#### Directions for this task
Reproduce every line of the records below word for word, leaving out the pictures.

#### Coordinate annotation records
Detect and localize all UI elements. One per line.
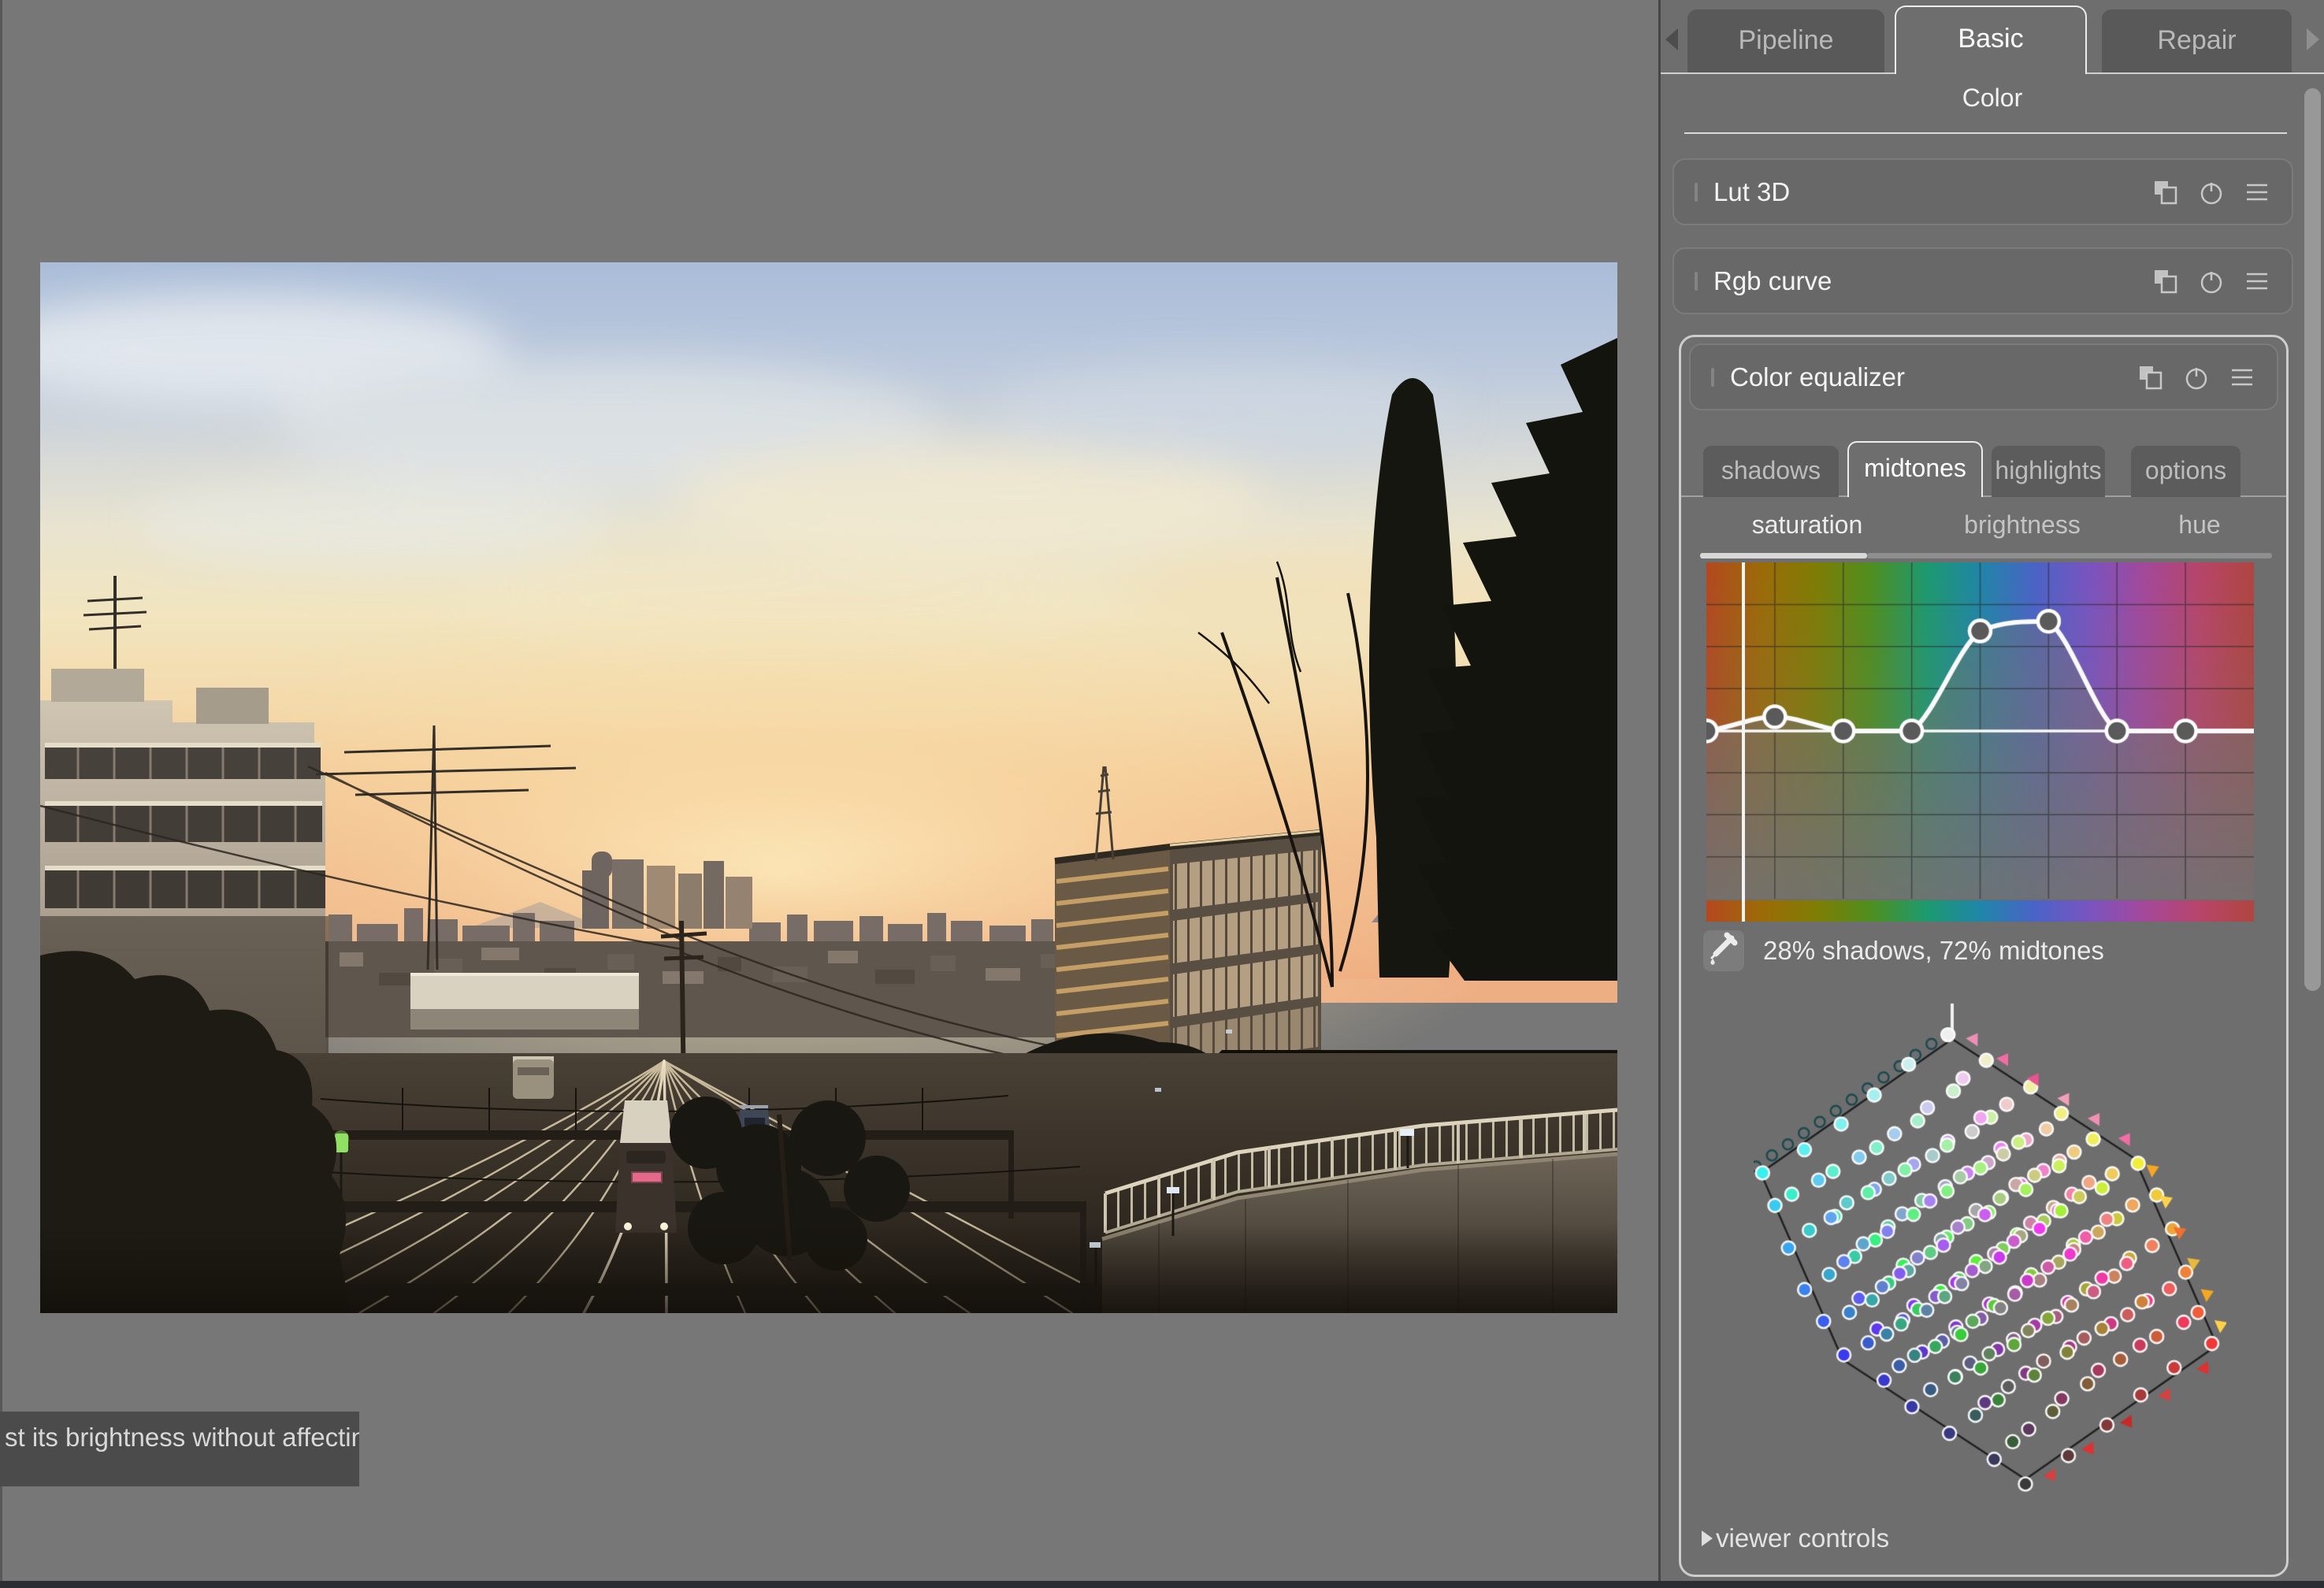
drag-grip-icon [1695,272,1698,291]
module-group-tabbar: Pipeline Basic Repair [1661,0,2324,74]
duplicate-instance-icon[interactable] [2151,178,2180,206]
presets-menu-icon[interactable] [2228,363,2256,391]
picker-status-text: 28% shadows, 72% midtones [1763,936,2104,966]
subtab-underline [1867,553,2272,558]
subtab-hue[interactable]: hue [2178,510,2220,540]
subtab-brightness[interactable]: brightness [1964,510,2081,540]
tabs-scroll-right-icon[interactable] [2307,28,2319,50]
expander-arrow-icon [1702,1530,1713,1546]
tab-shadows[interactable]: shadows [1703,446,1839,497]
tooltip-text: st its brightness without affecting [5,1423,359,1453]
duplicate-instance-icon[interactable] [2151,267,2180,295]
presets-menu-icon[interactable] [2243,178,2271,206]
viewer-controls-label: viewer controls [1716,1523,1889,1553]
tab-highlights[interactable]: highlights [1992,446,2105,497]
photo-sunset-railyard [40,262,1617,1313]
power-toggle-icon[interactable] [2182,363,2211,391]
subtab-active-underline [1700,553,1867,558]
tab-repair[interactable]: Repair [2102,9,2292,72]
panel-scrollbar[interactable] [2304,88,2321,991]
color-cube-scope[interactable] [1754,997,2226,1509]
section-title: Color [1661,83,2324,113]
subtab-saturation[interactable]: saturation [1752,510,1863,540]
tab-basic[interactable]: Basic [1895,6,2087,74]
module-lut3d[interactable]: Lut 3D [1672,158,2293,225]
tabs-scroll-left-icon[interactable] [1665,28,1678,50]
picked-hue-indicator-line [1742,562,1745,922]
image-view[interactable] [40,262,1617,1313]
tab-options[interactable]: options [2131,446,2240,497]
saturation-curve-graph[interactable] [1706,562,2254,899]
right-panel: Pipeline Basic Repair Color Lut 3D [1658,0,2324,1588]
module-title: Lut 3D [1713,177,2151,207]
power-toggle-icon[interactable] [2197,178,2226,206]
module-color-equalizer: Color equalizer sha [1679,335,2289,1577]
viewer-controls-expander[interactable]: viewer controls [1702,1523,1889,1553]
tooltip: st its brightness without affecting [0,1412,359,1486]
equalizer-tabbar: shadows midtones highlights options [1681,440,2286,497]
presets-menu-icon[interactable] [2243,267,2271,295]
duplicate-instance-icon[interactable] [2137,363,2165,391]
module-rgb-curve[interactable]: Rgb curve [1672,247,2293,314]
eyedropper-icon [1703,930,1744,971]
tab-pipeline[interactable]: Pipeline [1687,9,1884,72]
color-picker-button[interactable] [1703,930,1744,971]
section-rule [1684,132,2287,134]
application-window: st its brightness without affecting Pipe… [0,0,2324,1588]
power-toggle-icon[interactable] [2197,267,2226,295]
hue-gradient-strip [1706,900,2254,922]
module-header[interactable]: Color equalizer [1689,343,2278,410]
module-title: Rgb curve [1713,266,2151,296]
module-title: Color equalizer [1730,362,2137,392]
tab-midtones[interactable]: midtones [1847,441,1983,497]
drag-grip-icon [1695,183,1698,202]
window-bottom-bar [0,1581,2324,1588]
window-left-edge [0,0,2,1588]
drag-grip-icon [1711,368,1714,387]
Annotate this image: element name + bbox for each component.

#### Task output
Detect and localize all UI elements. One per line.
drag-grip-icon [1695,272,1698,291]
module-group-tabbar: Pipeline Basic Repair [1661,0,2324,74]
duplicate-instance-icon[interactable] [2151,178,2180,206]
presets-menu-icon[interactable] [2228,363,2256,391]
picker-status-text: 28% shadows, 72% midtones [1763,936,2104,966]
subtab-underline [1867,553,2272,558]
subtab-hue[interactable]: hue [2178,510,2220,540]
subtab-brightness[interactable]: brightness [1964,510,2081,540]
tabs-scroll-right-icon[interactable] [2307,28,2319,50]
expander-arrow-icon [1702,1530,1713,1546]
tab-shadows[interactable]: shadows [1703,446,1839,497]
tooltip-text: st its brightness without affecting [5,1423,359,1453]
duplicate-instance-icon[interactable] [2151,267,2180,295]
presets-menu-icon[interactable] [2243,178,2271,206]
viewer-controls-label: viewer controls [1716,1523,1889,1553]
tab-highlights[interactable]: highlights [1992,446,2105,497]
photo-sunset-railyard [40,262,1617,1313]
power-toggle-icon[interactable] [2182,363,2211,391]
subtab-active-underline [1700,553,1867,558]
tab-repair[interactable]: Repair [2102,9,2292,72]
panel-scrollbar[interactable] [2304,88,2321,991]
color-cube-scope[interactable] [1754,997,2226,1509]
section-title: Color [1661,83,2324,113]
subtab-saturation[interactable]: saturation [1752,510,1863,540]
tab-basic[interactable]: Basic [1895,6,2087,74]
module-lut3d[interactable]: Lut 3D [1672,158,2293,225]
tabs-scroll-left-icon[interactable] [1665,28,1678,50]
picked-hue-indicator-line [1742,562,1745,922]
image-view[interactable] [40,262,1617,1313]
tab-options[interactable]: options [2131,446,2240,497]
saturation-curve-graph[interactable] [1706,562,2254,899]
right-panel: Pipeline Basic Repair Color Lut 3D [1658,0,2324,1588]
module-title: Lut 3D [1713,177,2151,207]
power-toggle-icon[interactable] [2197,178,2226,206]
module-color-equalizer: Color equalizer sha [1679,335,2289,1577]
viewer-controls-expander[interactable]: viewer controls [1702,1523,1889,1553]
tooltip: st its brightness without affecting [0,1412,359,1486]
equalizer-tabbar: shadows midtones highlights options [1681,440,2286,497]
presets-menu-icon[interactable] [2243,267,2271,295]
duplicate-instance-icon[interactable] [2137,363,2165,391]
module-rgb-curve[interactable]: Rgb curve [1672,247,2293,314]
eyedropper-icon [1703,930,1744,971]
tab-pipeline[interactable]: Pipeline [1687,9,1884,72]
color-picker-button[interactable] [1703,930,1744,971]
section-rule [1684,132,2287,134]
application-window: st its brightness without affecting Pipe… [0,0,2324,1588]
power-toggle-icon[interactable] [2197,267,2226,295]
hue-gradient-strip [1706,900,2254,922]
module-header[interactable]: Color equalizer [1689,343,2278,410]
module-title: Rgb curve [1713,266,2151,296]
module-title: Color equalizer [1730,362,2137,392]
tab-midtones[interactable]: midtones [1847,441,1983,497]
drag-grip-icon [1695,183,1698,202]
window-bottom-bar [0,1581,2324,1588]
window-left-edge [0,0,2,1588]
drag-grip-icon [1711,368,1714,387]
Annotate this image: element name + bbox for each component.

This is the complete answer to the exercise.